*Aim*: Copy nothing but the text: repeat each entry exactly and drop the images.

*Information provided*:
++++++++

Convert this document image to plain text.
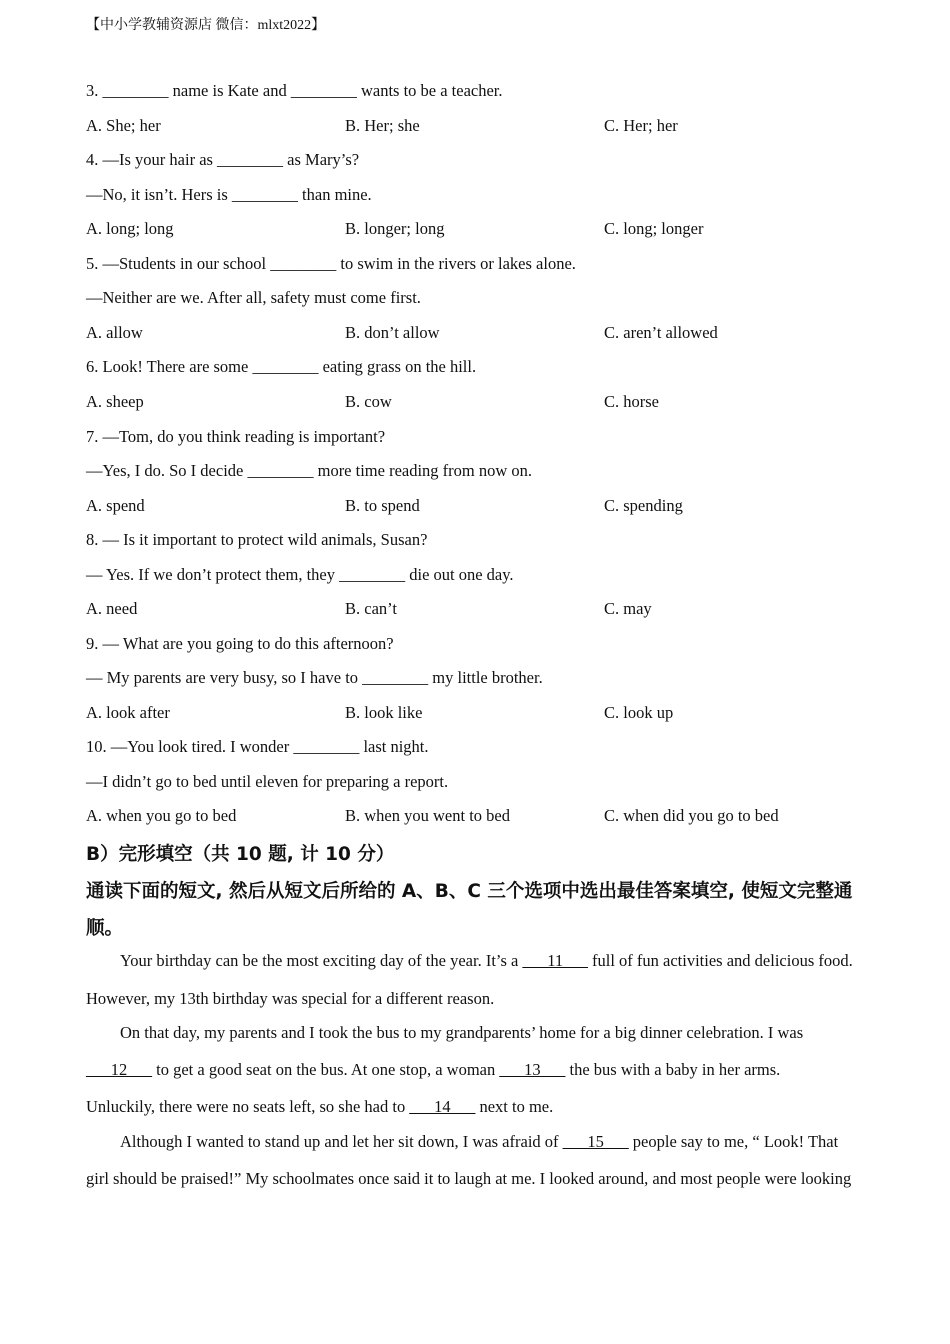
【中小学教辅资源店 微信：mlxt2022】
3. ________ name is Kate and ________ wants to be a teacher.
A. She; her	B. Her; she	C. Her; her
4. —Is your hair as ________ as Mary’s?
—No, it isn’t. Hers is ________ than mine.
A. long; long	B. longer; long	C. long; longer
5. —Students in our school ________ to swim in the rivers or lakes alone.
—Neither are we. After all, safety must come first.
A. allow	B. don’t allow	C. aren’t allowed
6. Look! There are some ________ eating grass on the hill.
A. sheep	B. cow	C. horse
7. —Tom, do you think reading is important?
—Yes, I do. So I decide ________ more time reading from now on.
A. spend	B. to spend	C. spending
8. — Is it important to protect wild animals, Susan?
— Yes. If we don’t protect them, they ________ die out one day.
A. need	B. can’t	C. may
9. — What are you going to do this afternoon?
— My parents are very busy, so I have to ________ my little brother.
A. look after	B. look like	C. look up
10. —You look tired. I wonder ________ last night.
—I didn’t go to bed until eleven for preparing a report.
A. when you go to bed	B. when you went to bed	C. when did you go to bed
B）完形填空（共 10 题, 计 10 分）
通读下面的短文, 然后从短文后所给的 A、B、C 三个选项中选出最佳答案填空, 使短文完整通
顺。
Your birthday can be the most exciting day of the year. It’s a ___11___ full of fun activities and delicious food.
However, my 13th birthday was special for a different reason.
On that day, my parents and I took the bus to my grandparents’ home for a big dinner celebration. I was
___12___ to get a good seat on the bus. At one stop, a woman ___13___ the bus with a baby in her arms.
Unluckily, there were no seats left, so she had to ___14___ next to me.
Although I wanted to stand up and let her sit down, I was afraid of ___15___ people say to me, “ Look! That
girl should be praised!” My schoolmates once said it to laugh at me. I looked around, and most people were looking
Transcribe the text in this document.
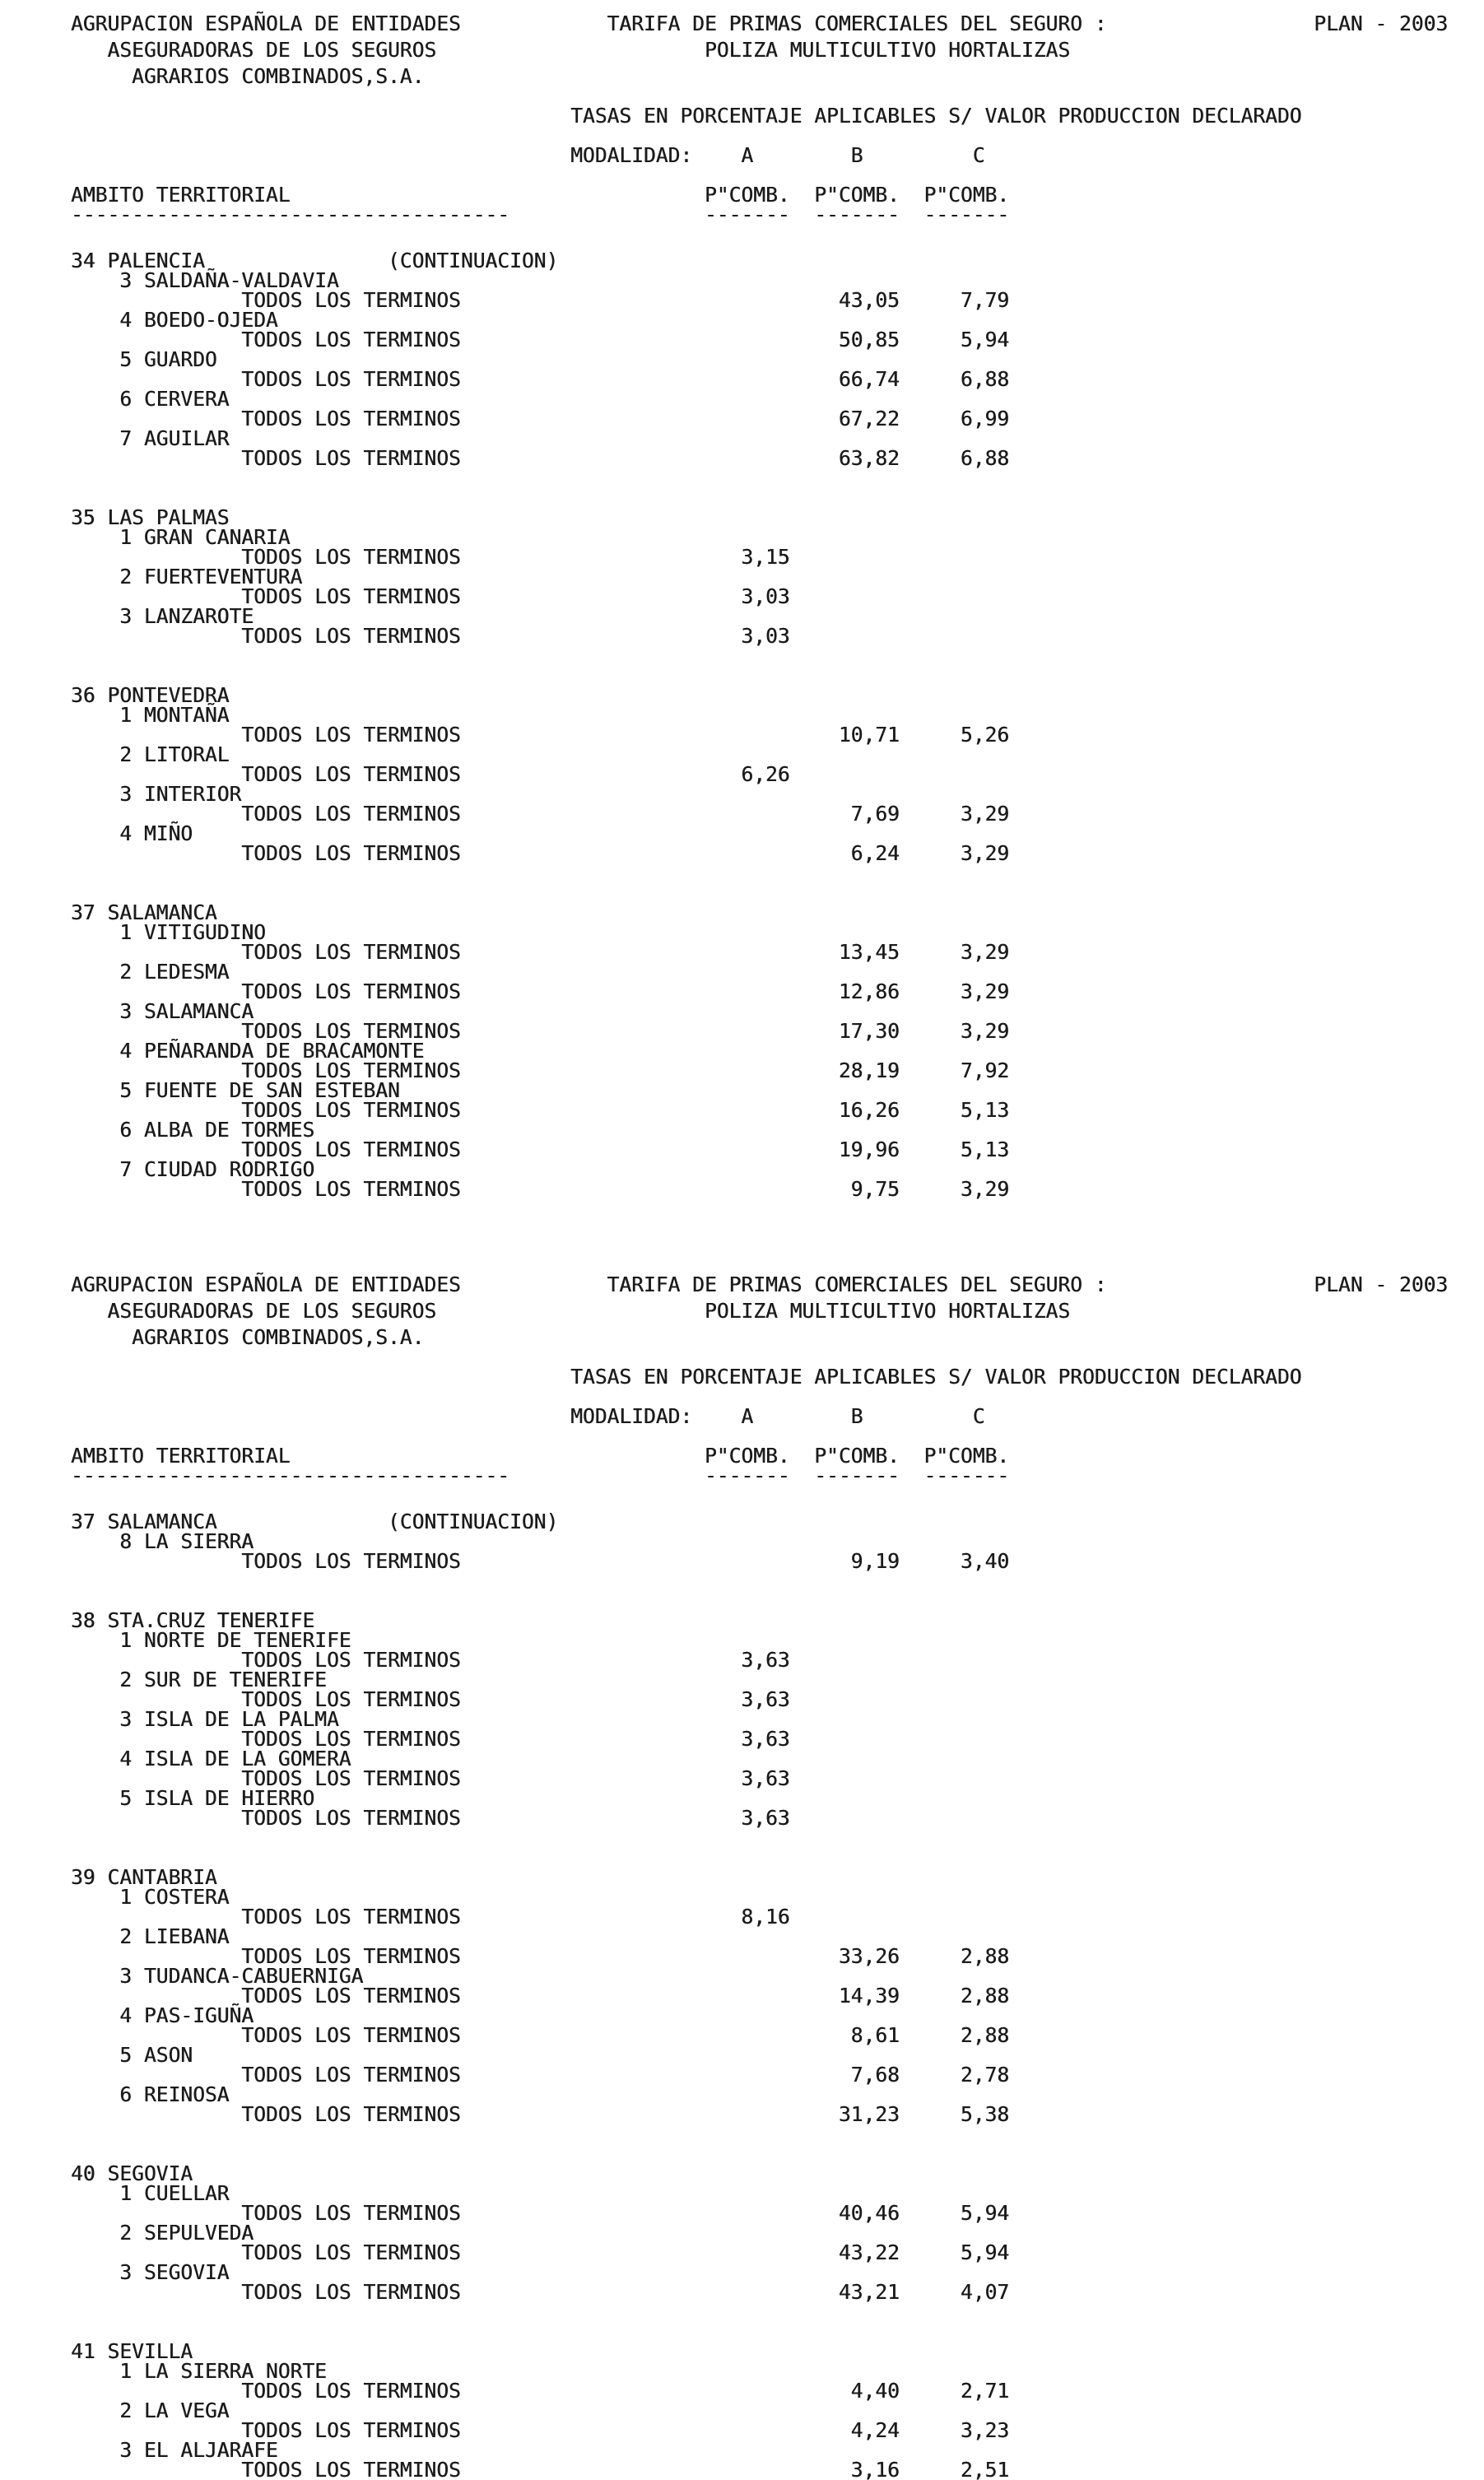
AGRUPACION ESPAÑOLA DE ENTIDADES            TARIFA DE PRIMAS COMERCIALES DEL SEGURO :                 PLAN - 2003
ASEGURADORAS DE LOS SEGUROS                      POLIZA MULTICULTIVO HORTALIZAS
AGRARIOS COMBINADOS,S.A.
TASAS EN PORCENTAJE APLICABLES S/ VALOR PRODUCCION DECLARADO
MODALIDAD:    A        B         C
AMBITO TERRITORIAL                                  P"COMB.  P"COMB.  P"COMB.
------------------------------------                -------  -------  -------
34 PALENCIA               (CONTINUACION)
3 SALDAÑA-VALDAVIA
TODOS LOS TERMINOS                               43,05     7,79
4 BOEDO-OJEDA
TODOS LOS TERMINOS                               50,85     5,94
5 GUARDO
TODOS LOS TERMINOS                               66,74     6,88
6 CERVERA
TODOS LOS TERMINOS                               67,22     6,99
7 AGUILAR
TODOS LOS TERMINOS                               63,82     6,88
35 LAS PALMAS
1 GRAN CANARIA
TODOS LOS TERMINOS                       3,15
2 FUERTEVENTURA
TODOS LOS TERMINOS                       3,03
3 LANZAROTE
TODOS LOS TERMINOS                       3,03
36 PONTEVEDRA
1 MONTAÑA
TODOS LOS TERMINOS                               10,71     5,26
2 LITORAL
TODOS LOS TERMINOS                       6,26
3 INTERIOR
TODOS LOS TERMINOS                                7,69     3,29
4 MIÑO
TODOS LOS TERMINOS                                6,24     3,29
37 SALAMANCA
1 VITIGUDINO
TODOS LOS TERMINOS                               13,45     3,29
2 LEDESMA
TODOS LOS TERMINOS                               12,86     3,29
3 SALAMANCA
TODOS LOS TERMINOS                               17,30     3,29
4 PEÑARANDA DE BRACAMONTE
TODOS LOS TERMINOS                               28,19     7,92
5 FUENTE DE SAN ESTEBAN
TODOS LOS TERMINOS                               16,26     5,13
6 ALBA DE TORMES
TODOS LOS TERMINOS                               19,96     5,13
7 CIUDAD RODRIGO
TODOS LOS TERMINOS                                9,75     3,29
AGRUPACION ESPAÑOLA DE ENTIDADES            TARIFA DE PRIMAS COMERCIALES DEL SEGURO :                 PLAN - 2003
ASEGURADORAS DE LOS SEGUROS                      POLIZA MULTICULTIVO HORTALIZAS
AGRARIOS COMBINADOS,S.A.
TASAS EN PORCENTAJE APLICABLES S/ VALOR PRODUCCION DECLARADO
MODALIDAD:    A        B         C
AMBITO TERRITORIAL                                  P"COMB.  P"COMB.  P"COMB.
------------------------------------                -------  -------  -------
37 SALAMANCA              (CONTINUACION)
8 LA SIERRA
TODOS LOS TERMINOS                                9,19     3,40
38 STA.CRUZ TENERIFE
1 NORTE DE TENERIFE
TODOS LOS TERMINOS                       3,63
2 SUR DE TENERIFE
TODOS LOS TERMINOS                       3,63
3 ISLA DE LA PALMA
TODOS LOS TERMINOS                       3,63
4 ISLA DE LA GOMERA
TODOS LOS TERMINOS                       3,63
5 ISLA DE HIERRO
TODOS LOS TERMINOS                       3,63
39 CANTABRIA
1 COSTERA
TODOS LOS TERMINOS                       8,16
2 LIEBANA
TODOS LOS TERMINOS                               33,26     2,88
3 TUDANCA-CABUERNIGA
TODOS LOS TERMINOS                               14,39     2,88
4 PAS-IGUÑA
TODOS LOS TERMINOS                                8,61     2,88
5 ASON
TODOS LOS TERMINOS                                7,68     2,78
6 REINOSA
TODOS LOS TERMINOS                               31,23     5,38
40 SEGOVIA
1 CUELLAR
TODOS LOS TERMINOS                               40,46     5,94
2 SEPULVEDA
TODOS LOS TERMINOS                               43,22     5,94
3 SEGOVIA
TODOS LOS TERMINOS                               43,21     4,07
41 SEVILLA
1 LA SIERRA NORTE
TODOS LOS TERMINOS                                4,40     2,71
2 LA VEGA
TODOS LOS TERMINOS                                4,24     3,23
3 EL ALJARAFE
TODOS LOS TERMINOS                                3,16     2,51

++++++++

*The response*:
Convert this document image to plain text.
【中小学教辅资源店 微信：mlxt2022】
3. ________ name is Kate and ________ wants to be a teacher.
A. She; her	B. Her; she	C. Her; her
4. —Is your hair as ________ as Mary’s?
—No, it isn’t. Hers is ________ than mine.
A. long; long	B. longer; long	C. long; longer
5. —Students in our school ________ to swim in the rivers or lakes alone.
—Neither are we. After all, safety must come first.
A. allow	B. don’t allow	C. aren’t allowed
6. Look! There are some ________ eating grass on the hill.
A. sheep	B. cow	C. horse
7. —Tom, do you think reading is important?
—Yes, I do. So I decide ________ more time reading from now on.
A. spend	B. to spend	C. spending
8. — Is it important to protect wild animals, Susan?
— Yes. If we don’t protect them, they ________ die out one day.
A. need	B. can’t	C. may
9. — What are you going to do this afternoon?
— My parents are very busy, so I have to ________ my little brother.
A. look after	B. look like	C. look up
10. —You look tired. I wonder ________ last night.
—I didn’t go to bed until eleven for preparing a report.
A. when you go to bed	B. when you went to bed	C. when did you go to bed
B）完形填空（共 10 题, 计 10 分）
通读下面的短文, 然后从短文后所给的 A、B、C 三个选项中选出最佳答案填空, 使短文完整通
顺。
Your birthday can be the most exciting day of the year. It’s a ___11___ full of fun activities and delicious food.
However, my 13th birthday was special for a different reason.
On that day, my parents and I took the bus to my grandparents’ home for a big dinner celebration. I was
___12___ to get a good seat on the bus. At one stop, a woman ___13___ the bus with a baby in her arms.
Unluckily, there were no seats left, so she had to ___14___ next to me.
Although I wanted to stand up and let her sit down, I was afraid of ___15___ people say to me, “ Look! That
girl should be praised!” My schoolmates once said it to laugh at me. I looked around, and most people were looking
Transcribe the text in this document.
AGRUPACION ESPAÑOLA DE ENTIDADES            TARIFA DE PRIMAS COMERCIALES DEL SEGURO :                 PLAN - 2003
ASEGURADORAS DE LOS SEGUROS                      POLIZA MULTICULTIVO HORTALIZAS
AGRARIOS COMBINADOS,S.A.
TASAS EN PORCENTAJE APLICABLES S/ VALOR PRODUCCION DECLARADO
MODALIDAD:    A        B         C
AMBITO TERRITORIAL                                  P"COMB.  P"COMB.  P"COMB.
------------------------------------                -------  -------  -------
34 PALENCIA               (CONTINUACION)
3 SALDAÑA-VALDAVIA
TODOS LOS TERMINOS                               43,05     7,79
4 BOEDO-OJEDA
TODOS LOS TERMINOS                               50,85     5,94
5 GUARDO
TODOS LOS TERMINOS                               66,74     6,88
6 CERVERA
TODOS LOS TERMINOS                               67,22     6,99
7 AGUILAR
TODOS LOS TERMINOS                               63,82     6,88
35 LAS PALMAS
1 GRAN CANARIA
TODOS LOS TERMINOS                       3,15
2 FUERTEVENTURA
TODOS LOS TERMINOS                       3,03
3 LANZAROTE
TODOS LOS TERMINOS                       3,03
36 PONTEVEDRA
1 MONTAÑA
TODOS LOS TERMINOS                               10,71     5,26
2 LITORAL
TODOS LOS TERMINOS                       6,26
3 INTERIOR
TODOS LOS TERMINOS                                7,69     3,29
4 MIÑO
TODOS LOS TERMINOS                                6,24     3,29
37 SALAMANCA
1 VITIGUDINO
TODOS LOS TERMINOS                               13,45     3,29
2 LEDESMA
TODOS LOS TERMINOS                               12,86     3,29
3 SALAMANCA
TODOS LOS TERMINOS                               17,30     3,29
4 PEÑARANDA DE BRACAMONTE
TODOS LOS TERMINOS                               28,19     7,92
5 FUENTE DE SAN ESTEBAN
TODOS LOS TERMINOS                               16,26     5,13
6 ALBA DE TORMES
TODOS LOS TERMINOS                               19,96     5,13
7 CIUDAD RODRIGO
TODOS LOS TERMINOS                                9,75     3,29
AGRUPACION ESPAÑOLA DE ENTIDADES            TARIFA DE PRIMAS COMERCIALES DEL SEGURO :                 PLAN - 2003
ASEGURADORAS DE LOS SEGUROS                      POLIZA MULTICULTIVO HORTALIZAS
AGRARIOS COMBINADOS,S.A.
TASAS EN PORCENTAJE APLICABLES S/ VALOR PRODUCCION DECLARADO
MODALIDAD:    A        B         C
AMBITO TERRITORIAL                                  P"COMB.  P"COMB.  P"COMB.
------------------------------------                -------  -------  -------
37 SALAMANCA              (CONTINUACION)
8 LA SIERRA
TODOS LOS TERMINOS                                9,19     3,40
38 STA.CRUZ TENERIFE
1 NORTE DE TENERIFE
TODOS LOS TERMINOS                       3,63
2 SUR DE TENERIFE
TODOS LOS TERMINOS                       3,63
3 ISLA DE LA PALMA
TODOS LOS TERMINOS                       3,63
4 ISLA DE LA GOMERA
TODOS LOS TERMINOS                       3,63
5 ISLA DE HIERRO
TODOS LOS TERMINOS                       3,63
39 CANTABRIA
1 COSTERA
TODOS LOS TERMINOS                       8,16
2 LIEBANA
TODOS LOS TERMINOS                               33,26     2,88
3 TUDANCA-CABUERNIGA
TODOS LOS TERMINOS                               14,39     2,88
4 PAS-IGUÑA
TODOS LOS TERMINOS                                8,61     2,88
5 ASON
TODOS LOS TERMINOS                                7,68     2,78
6 REINOSA
TODOS LOS TERMINOS                               31,23     5,38
40 SEGOVIA
1 CUELLAR
TODOS LOS TERMINOS                               40,46     5,94
2 SEPULVEDA
TODOS LOS TERMINOS                               43,22     5,94
3 SEGOVIA
TODOS LOS TERMINOS                               43,21     4,07
41 SEVILLA
1 LA SIERRA NORTE
TODOS LOS TERMINOS                                4,40     2,71
2 LA VEGA
TODOS LOS TERMINOS                                4,24     3,23
3 EL ALJARAFE
TODOS LOS TERMINOS                                3,16     2,51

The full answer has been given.